Without the pictures, write out all the lines below exactly as they appear.

..........

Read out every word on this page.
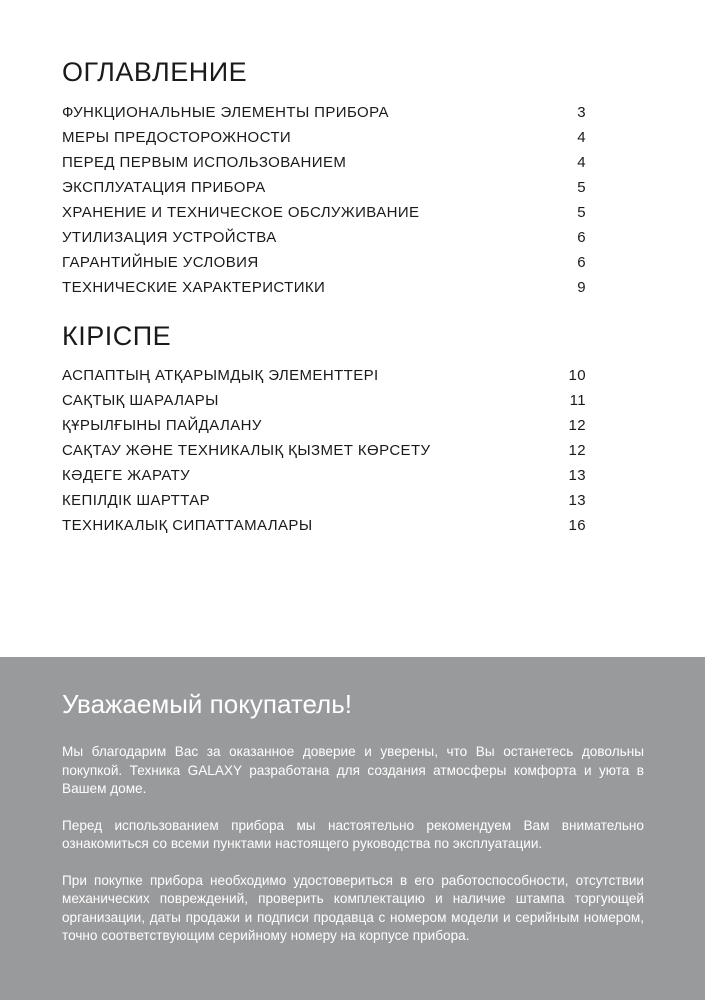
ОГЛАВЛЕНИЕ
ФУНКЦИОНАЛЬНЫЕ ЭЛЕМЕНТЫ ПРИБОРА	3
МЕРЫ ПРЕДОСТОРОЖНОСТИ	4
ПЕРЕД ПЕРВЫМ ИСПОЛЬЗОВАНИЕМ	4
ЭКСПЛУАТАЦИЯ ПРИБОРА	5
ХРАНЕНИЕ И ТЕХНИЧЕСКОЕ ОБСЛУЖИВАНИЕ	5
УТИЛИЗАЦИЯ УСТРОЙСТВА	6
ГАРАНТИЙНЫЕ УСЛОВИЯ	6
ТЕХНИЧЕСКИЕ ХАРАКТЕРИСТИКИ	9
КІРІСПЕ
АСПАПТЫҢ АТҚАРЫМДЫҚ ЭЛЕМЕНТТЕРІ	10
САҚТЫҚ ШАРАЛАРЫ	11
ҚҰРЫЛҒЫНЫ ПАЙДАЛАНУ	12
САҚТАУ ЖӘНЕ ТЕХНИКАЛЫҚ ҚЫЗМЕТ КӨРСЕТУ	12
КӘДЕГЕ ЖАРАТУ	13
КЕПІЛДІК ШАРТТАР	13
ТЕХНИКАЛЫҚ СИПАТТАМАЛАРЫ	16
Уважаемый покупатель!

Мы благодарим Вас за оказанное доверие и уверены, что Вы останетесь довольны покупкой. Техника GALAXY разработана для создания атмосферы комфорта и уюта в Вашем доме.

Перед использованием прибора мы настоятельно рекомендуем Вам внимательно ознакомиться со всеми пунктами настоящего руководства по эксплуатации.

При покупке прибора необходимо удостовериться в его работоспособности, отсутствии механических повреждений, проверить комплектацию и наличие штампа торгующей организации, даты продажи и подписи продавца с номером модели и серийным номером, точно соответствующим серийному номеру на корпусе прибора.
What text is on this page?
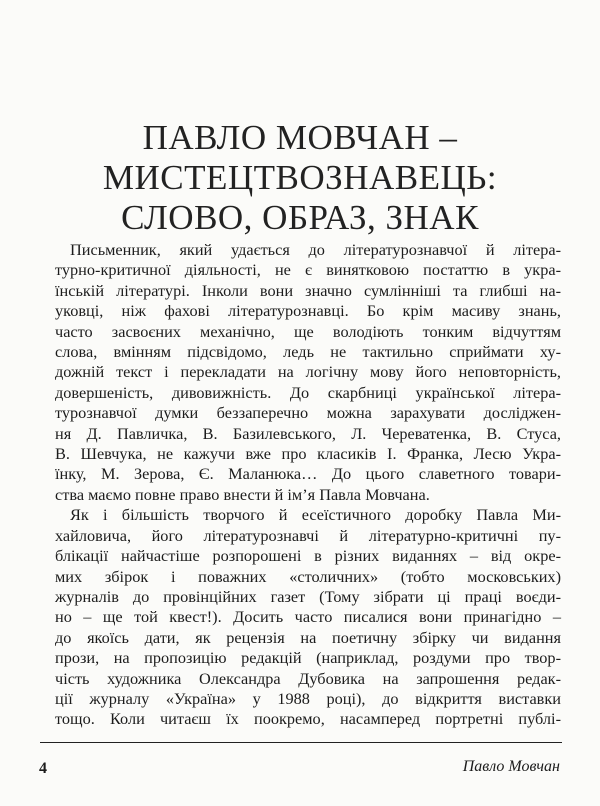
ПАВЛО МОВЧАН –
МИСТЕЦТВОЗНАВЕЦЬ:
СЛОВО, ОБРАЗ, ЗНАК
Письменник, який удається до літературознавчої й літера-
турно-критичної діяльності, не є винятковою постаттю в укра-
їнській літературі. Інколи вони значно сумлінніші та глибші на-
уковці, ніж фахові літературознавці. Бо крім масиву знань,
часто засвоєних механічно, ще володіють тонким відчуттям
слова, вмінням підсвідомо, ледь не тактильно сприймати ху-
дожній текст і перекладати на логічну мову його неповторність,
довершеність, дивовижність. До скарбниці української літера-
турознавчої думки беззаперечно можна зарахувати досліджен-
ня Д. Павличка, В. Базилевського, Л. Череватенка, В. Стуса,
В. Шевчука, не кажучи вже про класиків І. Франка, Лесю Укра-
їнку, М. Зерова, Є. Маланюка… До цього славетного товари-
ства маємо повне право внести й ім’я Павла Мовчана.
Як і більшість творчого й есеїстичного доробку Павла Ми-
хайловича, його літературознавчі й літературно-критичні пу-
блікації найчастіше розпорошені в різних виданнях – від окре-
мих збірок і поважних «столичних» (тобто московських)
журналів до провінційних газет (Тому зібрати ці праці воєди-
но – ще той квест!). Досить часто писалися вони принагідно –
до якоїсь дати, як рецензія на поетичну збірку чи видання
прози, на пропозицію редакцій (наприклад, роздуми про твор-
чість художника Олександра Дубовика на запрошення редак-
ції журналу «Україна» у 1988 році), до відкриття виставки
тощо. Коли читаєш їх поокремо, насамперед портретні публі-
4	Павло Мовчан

..........

_Expected output:_
Read out every word on this page.
ОГЛАВЛЕНИЕ
ФУНКЦИОНАЛЬНЫЕ ЭЛЕМЕНТЫ ПРИБОРА	3
МЕРЫ ПРЕДОСТОРОЖНОСТИ	4
ПЕРЕД ПЕРВЫМ ИСПОЛЬЗОВАНИЕМ	4
ЭКСПЛУАТАЦИЯ ПРИБОРА	5
ХРАНЕНИЕ И ТЕХНИЧЕСКОЕ ОБСЛУЖИВАНИЕ	5
УТИЛИЗАЦИЯ УСТРОЙСТВА	6
ГАРАНТИЙНЫЕ УСЛОВИЯ	6
ТЕХНИЧЕСКИЕ ХАРАКТЕРИСТИКИ	9
КІРІСПЕ
АСПАПТЫҢ АТҚАРЫМДЫҚ ЭЛЕМЕНТТЕРІ	10
САҚТЫҚ ШАРАЛАРЫ	11
ҚҰРЫЛҒЫНЫ ПАЙДАЛАНУ	12
САҚТАУ ЖӘНЕ ТЕХНИКАЛЫҚ ҚЫЗМЕТ КӨРСЕТУ	12
КӘДЕГЕ ЖАРАТУ	13
КЕПІЛДІК ШАРТТАР	13
ТЕХНИКАЛЫҚ СИПАТТАМАЛАРЫ	16
Уважаемый покупатель!

Мы благодарим Вас за оказанное доверие и уверены, что Вы останетесь довольны покупкой. Техника GALAXY разработана для создания атмосферы комфорта и уюта в Вашем доме.

Перед использованием прибора мы настоятельно рекомендуем Вам внимательно ознакомиться со всеми пунктами настоящего руководства по эксплуатации.

При покупке прибора необходимо удостовериться в его работоспособности, отсутствии механических повреждений, проверить комплектацию и наличие штампа торгующей организации, даты продажи и подписи продавца с номером модели и серийным номером, точно соответствующим серийному номеру на корпусе прибора.
What text is on this page?
ПАВЛО МОВЧАН –
МИСТЕЦТВОЗНАВЕЦЬ:
СЛОВО, ОБРАЗ, ЗНАК
Письменник, який удається до літературознавчої й літера-
турно-критичної діяльності, не є винятковою постаттю в укра-
їнській літературі. Інколи вони значно сумлінніші та глибші на-
уковці, ніж фахові літературознавці. Бо крім масиву знань,
часто засвоєних механічно, ще володіють тонким відчуттям
слова, вмінням підсвідомо, ледь не тактильно сприймати ху-
дожній текст і перекладати на логічну мову його неповторність,
довершеність, дивовижність. До скарбниці української літера-
турознавчої думки беззаперечно можна зарахувати досліджен-
ня Д. Павличка, В. Базилевського, Л. Череватенка, В. Стуса,
В. Шевчука, не кажучи вже про класиків І. Франка, Лесю Укра-
їнку, М. Зерова, Є. Маланюка… До цього славетного товари-
ства маємо повне право внести й ім’я Павла Мовчана.
Як і більшість творчого й есеїстичного доробку Павла Ми-
хайловича, його літературознавчі й літературно-критичні пу-
блікації найчастіше розпорошені в різних виданнях – від окре-
мих збірок і поважних «столичних» (тобто московських)
журналів до провінційних газет (Тому зібрати ці праці воєди-
но – ще той квест!). Досить часто писалися вони принагідно –
до якоїсь дати, як рецензія на поетичну збірку чи видання
прози, на пропозицію редакцій (наприклад, роздуми про твор-
чість художника Олександра Дубовика на запрошення редак-
ції журналу «Україна» у 1988 році), до відкриття виставки
тощо. Коли читаєш їх поокремо, насамперед портретні публі-
4	Павло Мовчан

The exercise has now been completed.